## Start Listed records

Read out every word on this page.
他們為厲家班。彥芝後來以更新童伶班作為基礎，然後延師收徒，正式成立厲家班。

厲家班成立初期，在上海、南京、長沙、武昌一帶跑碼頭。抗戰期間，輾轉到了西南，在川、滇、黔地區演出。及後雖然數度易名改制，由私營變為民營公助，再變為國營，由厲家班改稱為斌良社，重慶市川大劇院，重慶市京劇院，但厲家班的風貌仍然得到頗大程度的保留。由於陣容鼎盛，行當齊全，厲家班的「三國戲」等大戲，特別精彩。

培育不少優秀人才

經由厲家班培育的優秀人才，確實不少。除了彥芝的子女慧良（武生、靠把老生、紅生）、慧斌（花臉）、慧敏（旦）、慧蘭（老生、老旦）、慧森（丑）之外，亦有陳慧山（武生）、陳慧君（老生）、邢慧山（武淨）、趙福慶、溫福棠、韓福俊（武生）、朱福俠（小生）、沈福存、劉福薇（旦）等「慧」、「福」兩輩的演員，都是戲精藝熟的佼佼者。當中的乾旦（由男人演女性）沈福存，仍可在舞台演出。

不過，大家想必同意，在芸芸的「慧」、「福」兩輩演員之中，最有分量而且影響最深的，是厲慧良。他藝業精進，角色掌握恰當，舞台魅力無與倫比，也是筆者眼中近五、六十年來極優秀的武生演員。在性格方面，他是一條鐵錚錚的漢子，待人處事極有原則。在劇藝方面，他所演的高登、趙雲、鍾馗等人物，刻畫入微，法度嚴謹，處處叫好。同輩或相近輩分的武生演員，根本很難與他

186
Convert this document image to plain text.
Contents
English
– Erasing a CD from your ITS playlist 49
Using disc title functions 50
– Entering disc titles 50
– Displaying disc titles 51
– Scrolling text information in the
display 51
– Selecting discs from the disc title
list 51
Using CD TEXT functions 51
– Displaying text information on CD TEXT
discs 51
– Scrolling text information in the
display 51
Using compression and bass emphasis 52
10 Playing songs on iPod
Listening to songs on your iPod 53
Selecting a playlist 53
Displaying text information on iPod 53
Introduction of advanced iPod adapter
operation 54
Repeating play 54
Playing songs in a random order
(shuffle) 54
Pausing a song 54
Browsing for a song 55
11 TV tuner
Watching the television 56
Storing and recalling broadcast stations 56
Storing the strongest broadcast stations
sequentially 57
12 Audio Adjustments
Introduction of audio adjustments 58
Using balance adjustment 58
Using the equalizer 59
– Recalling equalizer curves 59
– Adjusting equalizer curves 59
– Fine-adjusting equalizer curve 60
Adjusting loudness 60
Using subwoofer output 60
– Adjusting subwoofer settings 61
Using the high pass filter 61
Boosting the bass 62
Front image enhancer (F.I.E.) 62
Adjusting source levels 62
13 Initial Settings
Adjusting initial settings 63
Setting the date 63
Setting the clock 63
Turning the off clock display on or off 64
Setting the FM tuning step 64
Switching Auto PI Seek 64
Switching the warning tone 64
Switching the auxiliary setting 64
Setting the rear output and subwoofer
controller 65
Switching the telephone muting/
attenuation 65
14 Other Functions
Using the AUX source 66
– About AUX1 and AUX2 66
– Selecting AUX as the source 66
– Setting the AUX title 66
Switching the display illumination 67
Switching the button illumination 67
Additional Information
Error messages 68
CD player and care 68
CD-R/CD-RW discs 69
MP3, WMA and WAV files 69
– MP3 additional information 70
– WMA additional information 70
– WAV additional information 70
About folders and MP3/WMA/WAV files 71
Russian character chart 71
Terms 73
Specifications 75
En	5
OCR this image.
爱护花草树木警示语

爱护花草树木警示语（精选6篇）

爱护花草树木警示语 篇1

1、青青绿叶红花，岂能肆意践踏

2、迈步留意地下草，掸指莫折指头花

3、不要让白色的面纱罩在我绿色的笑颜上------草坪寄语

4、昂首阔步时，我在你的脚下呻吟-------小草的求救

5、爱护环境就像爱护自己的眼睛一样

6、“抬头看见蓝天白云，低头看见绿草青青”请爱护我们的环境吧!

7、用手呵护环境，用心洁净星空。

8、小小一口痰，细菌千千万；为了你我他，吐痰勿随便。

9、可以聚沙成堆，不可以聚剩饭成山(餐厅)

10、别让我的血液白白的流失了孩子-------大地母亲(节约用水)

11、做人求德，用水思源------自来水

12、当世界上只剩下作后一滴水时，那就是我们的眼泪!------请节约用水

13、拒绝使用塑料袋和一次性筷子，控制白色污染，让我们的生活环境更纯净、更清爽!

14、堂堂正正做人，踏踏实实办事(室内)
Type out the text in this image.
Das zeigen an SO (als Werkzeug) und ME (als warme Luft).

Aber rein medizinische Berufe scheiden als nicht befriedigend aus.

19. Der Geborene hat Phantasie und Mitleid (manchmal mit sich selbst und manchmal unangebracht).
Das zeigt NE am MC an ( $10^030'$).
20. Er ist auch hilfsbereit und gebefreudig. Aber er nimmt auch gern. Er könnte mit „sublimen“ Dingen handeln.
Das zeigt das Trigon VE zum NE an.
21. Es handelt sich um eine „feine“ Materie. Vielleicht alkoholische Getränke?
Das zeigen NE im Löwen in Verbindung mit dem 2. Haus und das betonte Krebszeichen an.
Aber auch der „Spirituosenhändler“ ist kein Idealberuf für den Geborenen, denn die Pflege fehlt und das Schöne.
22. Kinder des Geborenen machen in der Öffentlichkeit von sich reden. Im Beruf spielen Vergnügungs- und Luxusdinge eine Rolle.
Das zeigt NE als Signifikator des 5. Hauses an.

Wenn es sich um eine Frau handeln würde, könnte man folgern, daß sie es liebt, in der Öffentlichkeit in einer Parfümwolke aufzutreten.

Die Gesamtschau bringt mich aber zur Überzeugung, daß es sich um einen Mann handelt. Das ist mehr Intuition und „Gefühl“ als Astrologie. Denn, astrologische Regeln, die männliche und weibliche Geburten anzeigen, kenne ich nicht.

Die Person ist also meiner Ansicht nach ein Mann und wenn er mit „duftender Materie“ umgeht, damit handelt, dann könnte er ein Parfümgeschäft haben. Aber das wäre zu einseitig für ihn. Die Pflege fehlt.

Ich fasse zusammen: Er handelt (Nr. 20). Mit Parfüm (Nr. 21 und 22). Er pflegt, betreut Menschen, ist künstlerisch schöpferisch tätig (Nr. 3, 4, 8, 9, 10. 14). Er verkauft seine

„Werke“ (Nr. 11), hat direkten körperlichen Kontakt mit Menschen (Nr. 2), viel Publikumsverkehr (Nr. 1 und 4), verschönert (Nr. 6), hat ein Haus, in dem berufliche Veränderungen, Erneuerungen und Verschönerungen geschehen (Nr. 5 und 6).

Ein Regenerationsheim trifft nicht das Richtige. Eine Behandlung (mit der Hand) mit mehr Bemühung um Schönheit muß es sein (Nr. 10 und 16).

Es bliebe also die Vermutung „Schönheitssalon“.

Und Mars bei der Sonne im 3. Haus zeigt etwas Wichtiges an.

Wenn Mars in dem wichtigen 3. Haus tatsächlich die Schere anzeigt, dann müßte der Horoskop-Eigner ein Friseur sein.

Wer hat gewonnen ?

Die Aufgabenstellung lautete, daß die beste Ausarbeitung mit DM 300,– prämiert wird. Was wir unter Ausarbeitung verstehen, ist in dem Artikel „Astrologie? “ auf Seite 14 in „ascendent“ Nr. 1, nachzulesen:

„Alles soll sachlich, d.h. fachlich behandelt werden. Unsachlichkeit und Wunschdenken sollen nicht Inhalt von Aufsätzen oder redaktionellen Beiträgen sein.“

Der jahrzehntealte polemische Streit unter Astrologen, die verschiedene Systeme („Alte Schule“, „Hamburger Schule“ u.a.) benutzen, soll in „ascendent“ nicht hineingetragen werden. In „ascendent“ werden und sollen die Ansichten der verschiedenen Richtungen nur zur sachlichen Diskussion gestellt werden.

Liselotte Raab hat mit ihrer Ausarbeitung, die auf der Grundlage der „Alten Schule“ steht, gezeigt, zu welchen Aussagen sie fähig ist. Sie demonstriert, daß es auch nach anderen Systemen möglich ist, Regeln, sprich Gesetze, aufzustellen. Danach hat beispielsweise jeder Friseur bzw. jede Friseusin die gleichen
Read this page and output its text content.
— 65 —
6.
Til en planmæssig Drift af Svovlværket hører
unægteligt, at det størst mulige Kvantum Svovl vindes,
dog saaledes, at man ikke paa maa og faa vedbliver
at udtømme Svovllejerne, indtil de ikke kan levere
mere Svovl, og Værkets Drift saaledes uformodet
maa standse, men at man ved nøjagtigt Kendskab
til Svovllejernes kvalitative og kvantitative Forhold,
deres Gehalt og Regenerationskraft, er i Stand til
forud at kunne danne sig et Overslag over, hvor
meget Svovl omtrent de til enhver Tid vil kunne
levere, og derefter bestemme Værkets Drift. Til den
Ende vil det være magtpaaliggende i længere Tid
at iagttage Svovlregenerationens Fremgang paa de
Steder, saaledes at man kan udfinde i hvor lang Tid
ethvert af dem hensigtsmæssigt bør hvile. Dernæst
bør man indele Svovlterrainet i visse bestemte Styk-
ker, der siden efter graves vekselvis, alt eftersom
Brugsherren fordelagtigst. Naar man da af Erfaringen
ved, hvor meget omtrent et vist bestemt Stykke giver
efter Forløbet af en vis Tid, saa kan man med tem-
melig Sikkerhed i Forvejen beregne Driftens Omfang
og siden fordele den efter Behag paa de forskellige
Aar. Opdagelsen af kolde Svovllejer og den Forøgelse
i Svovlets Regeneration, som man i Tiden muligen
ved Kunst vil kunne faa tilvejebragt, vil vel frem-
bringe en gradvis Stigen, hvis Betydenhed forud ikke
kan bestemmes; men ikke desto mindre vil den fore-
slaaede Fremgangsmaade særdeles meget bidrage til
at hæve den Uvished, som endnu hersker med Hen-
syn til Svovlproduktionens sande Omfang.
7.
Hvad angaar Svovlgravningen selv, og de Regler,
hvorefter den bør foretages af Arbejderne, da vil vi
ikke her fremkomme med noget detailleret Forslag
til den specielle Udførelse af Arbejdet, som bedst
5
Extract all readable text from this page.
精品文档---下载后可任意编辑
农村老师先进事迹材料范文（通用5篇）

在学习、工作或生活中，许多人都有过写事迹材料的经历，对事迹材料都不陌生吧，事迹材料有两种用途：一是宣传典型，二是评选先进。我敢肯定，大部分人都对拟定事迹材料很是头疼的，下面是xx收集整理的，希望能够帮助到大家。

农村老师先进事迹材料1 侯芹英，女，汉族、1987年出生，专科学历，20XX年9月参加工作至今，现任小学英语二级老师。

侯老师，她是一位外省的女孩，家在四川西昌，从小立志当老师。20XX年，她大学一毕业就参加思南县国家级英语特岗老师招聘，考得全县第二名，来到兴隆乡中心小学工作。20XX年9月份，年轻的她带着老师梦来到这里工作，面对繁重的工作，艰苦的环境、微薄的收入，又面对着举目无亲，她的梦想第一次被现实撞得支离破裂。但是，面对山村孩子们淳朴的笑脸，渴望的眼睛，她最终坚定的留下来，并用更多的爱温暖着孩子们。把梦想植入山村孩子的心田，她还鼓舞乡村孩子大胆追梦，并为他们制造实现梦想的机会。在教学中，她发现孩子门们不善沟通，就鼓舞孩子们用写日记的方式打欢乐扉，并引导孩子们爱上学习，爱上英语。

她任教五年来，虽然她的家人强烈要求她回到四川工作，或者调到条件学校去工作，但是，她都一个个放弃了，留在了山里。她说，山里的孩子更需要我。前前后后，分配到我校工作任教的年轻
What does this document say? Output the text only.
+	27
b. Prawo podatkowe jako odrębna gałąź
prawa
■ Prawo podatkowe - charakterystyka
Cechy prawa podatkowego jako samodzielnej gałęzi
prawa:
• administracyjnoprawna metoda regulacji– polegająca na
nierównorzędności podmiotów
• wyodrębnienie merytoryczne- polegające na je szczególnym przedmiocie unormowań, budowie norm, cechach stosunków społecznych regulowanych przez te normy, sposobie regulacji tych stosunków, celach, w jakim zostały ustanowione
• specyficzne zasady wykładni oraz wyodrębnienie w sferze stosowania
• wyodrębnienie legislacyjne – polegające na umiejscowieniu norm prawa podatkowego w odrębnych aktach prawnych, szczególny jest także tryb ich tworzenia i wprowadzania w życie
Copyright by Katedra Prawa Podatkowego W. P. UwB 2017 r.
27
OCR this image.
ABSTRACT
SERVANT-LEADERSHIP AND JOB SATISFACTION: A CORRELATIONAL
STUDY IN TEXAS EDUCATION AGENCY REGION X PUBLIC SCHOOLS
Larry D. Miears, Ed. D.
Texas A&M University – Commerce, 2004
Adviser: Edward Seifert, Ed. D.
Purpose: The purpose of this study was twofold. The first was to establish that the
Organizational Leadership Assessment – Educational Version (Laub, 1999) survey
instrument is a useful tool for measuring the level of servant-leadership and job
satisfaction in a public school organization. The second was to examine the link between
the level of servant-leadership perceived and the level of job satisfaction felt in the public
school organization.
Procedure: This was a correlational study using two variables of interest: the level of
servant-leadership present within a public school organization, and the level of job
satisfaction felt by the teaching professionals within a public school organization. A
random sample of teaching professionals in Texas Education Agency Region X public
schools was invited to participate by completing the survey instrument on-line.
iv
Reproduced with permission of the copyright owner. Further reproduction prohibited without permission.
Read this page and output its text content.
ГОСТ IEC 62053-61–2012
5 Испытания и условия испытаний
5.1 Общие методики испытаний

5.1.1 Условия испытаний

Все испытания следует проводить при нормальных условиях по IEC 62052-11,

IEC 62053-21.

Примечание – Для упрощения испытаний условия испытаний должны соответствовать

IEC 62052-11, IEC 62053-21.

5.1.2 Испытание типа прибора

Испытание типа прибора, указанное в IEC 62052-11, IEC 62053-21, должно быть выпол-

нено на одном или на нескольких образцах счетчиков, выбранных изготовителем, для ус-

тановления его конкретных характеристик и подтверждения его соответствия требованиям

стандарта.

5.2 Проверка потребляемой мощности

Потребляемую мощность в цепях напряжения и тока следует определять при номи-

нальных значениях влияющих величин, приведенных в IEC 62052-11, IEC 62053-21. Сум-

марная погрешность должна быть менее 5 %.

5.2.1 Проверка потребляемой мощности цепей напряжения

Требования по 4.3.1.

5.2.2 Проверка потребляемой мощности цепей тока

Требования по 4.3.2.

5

## End Listed records

What is expected - From the listing above, collect each line in which the string "Switching" appears.

Final result -
Switching Auto PI Seek 64
Switching the warning tone 64
Switching the auxiliary setting 64
Switching the telephone muting/
Switching the display illumination 67
Switching the button illumination 67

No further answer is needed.